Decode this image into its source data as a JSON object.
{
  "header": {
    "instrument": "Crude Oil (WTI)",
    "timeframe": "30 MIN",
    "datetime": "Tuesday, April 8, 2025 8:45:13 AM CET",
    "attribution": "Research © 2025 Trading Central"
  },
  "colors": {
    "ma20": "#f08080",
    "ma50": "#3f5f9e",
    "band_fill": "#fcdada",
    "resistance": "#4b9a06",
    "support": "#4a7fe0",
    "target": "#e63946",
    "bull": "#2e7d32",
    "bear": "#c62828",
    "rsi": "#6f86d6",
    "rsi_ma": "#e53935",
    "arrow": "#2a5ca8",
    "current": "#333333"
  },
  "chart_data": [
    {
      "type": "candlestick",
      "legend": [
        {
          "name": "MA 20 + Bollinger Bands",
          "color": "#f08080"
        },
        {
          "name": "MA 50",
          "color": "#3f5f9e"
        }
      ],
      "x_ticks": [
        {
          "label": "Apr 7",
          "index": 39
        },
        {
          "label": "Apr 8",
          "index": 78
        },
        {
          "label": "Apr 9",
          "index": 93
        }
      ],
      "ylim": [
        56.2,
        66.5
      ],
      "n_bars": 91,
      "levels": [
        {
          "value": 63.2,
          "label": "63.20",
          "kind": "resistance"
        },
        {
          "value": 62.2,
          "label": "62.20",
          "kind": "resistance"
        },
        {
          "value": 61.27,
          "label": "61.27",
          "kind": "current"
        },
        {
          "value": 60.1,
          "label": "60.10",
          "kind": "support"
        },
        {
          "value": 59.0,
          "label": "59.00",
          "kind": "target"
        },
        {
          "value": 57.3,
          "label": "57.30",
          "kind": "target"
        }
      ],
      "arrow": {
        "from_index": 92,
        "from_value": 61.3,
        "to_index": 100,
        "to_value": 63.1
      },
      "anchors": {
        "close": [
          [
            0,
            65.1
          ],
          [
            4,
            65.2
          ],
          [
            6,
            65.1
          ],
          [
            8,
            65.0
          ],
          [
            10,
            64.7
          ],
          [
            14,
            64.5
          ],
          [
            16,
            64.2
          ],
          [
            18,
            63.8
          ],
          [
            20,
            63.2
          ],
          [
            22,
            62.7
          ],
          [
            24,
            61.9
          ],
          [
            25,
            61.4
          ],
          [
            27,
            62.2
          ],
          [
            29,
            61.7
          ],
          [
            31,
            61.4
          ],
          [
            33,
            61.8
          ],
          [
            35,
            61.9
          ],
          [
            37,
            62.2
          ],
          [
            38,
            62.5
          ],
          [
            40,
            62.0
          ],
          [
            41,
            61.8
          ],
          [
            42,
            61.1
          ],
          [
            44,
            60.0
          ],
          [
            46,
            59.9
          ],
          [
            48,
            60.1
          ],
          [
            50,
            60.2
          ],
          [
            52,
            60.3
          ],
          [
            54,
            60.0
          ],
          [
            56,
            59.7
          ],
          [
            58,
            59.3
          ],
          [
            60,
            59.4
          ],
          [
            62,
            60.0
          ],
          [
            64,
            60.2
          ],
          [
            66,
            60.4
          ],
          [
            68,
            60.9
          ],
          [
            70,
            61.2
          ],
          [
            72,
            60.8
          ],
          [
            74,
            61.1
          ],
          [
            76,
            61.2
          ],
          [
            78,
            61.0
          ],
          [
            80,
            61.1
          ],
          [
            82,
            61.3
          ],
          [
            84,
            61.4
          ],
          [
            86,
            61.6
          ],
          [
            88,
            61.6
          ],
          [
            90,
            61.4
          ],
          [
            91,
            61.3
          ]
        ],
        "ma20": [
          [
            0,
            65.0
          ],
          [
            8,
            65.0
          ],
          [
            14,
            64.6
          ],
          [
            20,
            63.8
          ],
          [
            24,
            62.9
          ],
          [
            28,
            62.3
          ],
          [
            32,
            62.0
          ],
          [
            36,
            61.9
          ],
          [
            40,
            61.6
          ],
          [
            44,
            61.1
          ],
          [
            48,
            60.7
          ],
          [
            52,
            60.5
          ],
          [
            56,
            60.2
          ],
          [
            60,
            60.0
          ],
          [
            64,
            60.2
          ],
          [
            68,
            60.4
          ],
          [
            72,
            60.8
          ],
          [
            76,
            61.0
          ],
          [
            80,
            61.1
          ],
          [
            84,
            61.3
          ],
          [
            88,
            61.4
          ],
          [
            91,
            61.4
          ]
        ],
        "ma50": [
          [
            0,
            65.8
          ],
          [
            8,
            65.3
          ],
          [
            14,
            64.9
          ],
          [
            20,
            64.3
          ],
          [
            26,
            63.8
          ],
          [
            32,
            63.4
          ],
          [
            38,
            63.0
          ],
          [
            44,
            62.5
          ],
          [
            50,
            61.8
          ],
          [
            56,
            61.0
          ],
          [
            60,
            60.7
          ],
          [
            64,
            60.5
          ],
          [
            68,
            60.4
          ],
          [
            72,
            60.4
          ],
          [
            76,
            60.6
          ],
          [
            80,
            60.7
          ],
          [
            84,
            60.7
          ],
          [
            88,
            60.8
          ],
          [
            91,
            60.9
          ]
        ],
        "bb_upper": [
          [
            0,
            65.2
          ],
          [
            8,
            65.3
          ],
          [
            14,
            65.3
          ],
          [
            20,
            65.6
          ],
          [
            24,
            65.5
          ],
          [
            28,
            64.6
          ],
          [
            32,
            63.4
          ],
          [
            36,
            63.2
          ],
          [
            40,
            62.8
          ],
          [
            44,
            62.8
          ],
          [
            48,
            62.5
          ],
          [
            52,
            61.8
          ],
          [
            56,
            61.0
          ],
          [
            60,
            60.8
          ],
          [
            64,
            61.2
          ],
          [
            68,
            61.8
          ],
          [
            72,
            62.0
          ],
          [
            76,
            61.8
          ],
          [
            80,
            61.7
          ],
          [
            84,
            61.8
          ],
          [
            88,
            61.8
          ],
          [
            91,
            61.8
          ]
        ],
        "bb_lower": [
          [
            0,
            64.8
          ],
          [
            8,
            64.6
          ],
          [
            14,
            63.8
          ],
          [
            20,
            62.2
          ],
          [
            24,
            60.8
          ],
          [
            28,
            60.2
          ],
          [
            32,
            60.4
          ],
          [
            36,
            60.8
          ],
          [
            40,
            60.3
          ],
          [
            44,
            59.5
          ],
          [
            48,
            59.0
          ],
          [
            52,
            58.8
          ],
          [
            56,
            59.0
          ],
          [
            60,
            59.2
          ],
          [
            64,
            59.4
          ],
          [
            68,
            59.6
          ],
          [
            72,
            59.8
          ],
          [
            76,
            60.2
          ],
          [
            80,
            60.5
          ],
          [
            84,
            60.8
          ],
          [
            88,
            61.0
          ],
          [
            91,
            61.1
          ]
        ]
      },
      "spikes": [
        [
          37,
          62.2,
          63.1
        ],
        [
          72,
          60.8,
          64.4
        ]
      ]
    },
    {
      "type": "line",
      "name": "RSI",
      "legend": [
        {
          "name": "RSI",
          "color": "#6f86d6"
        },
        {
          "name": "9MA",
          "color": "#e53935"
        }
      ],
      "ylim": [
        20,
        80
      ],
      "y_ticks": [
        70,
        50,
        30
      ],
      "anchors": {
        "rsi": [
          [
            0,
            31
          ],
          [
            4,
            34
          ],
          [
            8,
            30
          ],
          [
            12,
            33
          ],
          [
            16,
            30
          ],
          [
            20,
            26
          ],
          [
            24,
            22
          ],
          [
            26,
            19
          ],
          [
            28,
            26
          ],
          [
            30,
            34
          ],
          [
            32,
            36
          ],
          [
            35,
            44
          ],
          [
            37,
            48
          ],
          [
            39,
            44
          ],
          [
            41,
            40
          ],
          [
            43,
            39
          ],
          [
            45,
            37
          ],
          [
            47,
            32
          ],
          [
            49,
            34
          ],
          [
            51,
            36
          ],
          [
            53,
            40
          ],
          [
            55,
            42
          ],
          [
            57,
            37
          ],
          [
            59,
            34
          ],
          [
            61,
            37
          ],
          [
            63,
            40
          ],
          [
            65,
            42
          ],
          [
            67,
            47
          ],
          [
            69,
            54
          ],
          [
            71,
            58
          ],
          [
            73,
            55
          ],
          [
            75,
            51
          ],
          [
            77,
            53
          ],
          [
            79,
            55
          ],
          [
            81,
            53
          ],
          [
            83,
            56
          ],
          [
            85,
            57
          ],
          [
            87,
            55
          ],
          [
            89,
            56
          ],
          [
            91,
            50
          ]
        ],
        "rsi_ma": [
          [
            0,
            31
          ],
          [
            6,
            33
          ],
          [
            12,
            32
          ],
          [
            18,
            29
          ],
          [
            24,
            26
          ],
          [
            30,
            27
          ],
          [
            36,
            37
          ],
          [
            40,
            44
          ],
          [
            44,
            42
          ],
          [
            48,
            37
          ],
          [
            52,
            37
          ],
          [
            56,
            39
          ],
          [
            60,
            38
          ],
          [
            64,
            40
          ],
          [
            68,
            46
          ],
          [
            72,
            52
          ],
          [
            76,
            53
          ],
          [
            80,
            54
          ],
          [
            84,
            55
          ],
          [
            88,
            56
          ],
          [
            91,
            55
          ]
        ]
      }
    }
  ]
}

> [JOB] Write out every line of the entries that holds the word "name".

> [EXERCISE SOLUTION]
          "name": "MA 20 + Bollinger Bands",
          "name": "MA 50",
      "name": "RSI",
          "name": "RSI",
          "name": "9MA",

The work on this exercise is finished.